Some records:
■ ■ ■
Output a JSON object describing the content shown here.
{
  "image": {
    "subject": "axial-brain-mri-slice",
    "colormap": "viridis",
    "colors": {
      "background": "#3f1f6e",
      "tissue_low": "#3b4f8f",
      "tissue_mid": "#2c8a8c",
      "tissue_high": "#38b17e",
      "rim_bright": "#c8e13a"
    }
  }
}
■ ■ ■
Output the data above exactly, please, line for line.

# OUTPUT
Output a JSON object describing the content shown here.
{
  "image": {
    "subject": "axial-brain-mri-slice",
    "colormap": "viridis",
    "colors": {
      "background": "#3f1f6e",
      "tissue_low": "#3b4f8f",
      "tissue_mid": "#2c8a8c",
      "tissue_high": "#38b17e",
      "rim_bright": "#c8e13a"
    }
  }
}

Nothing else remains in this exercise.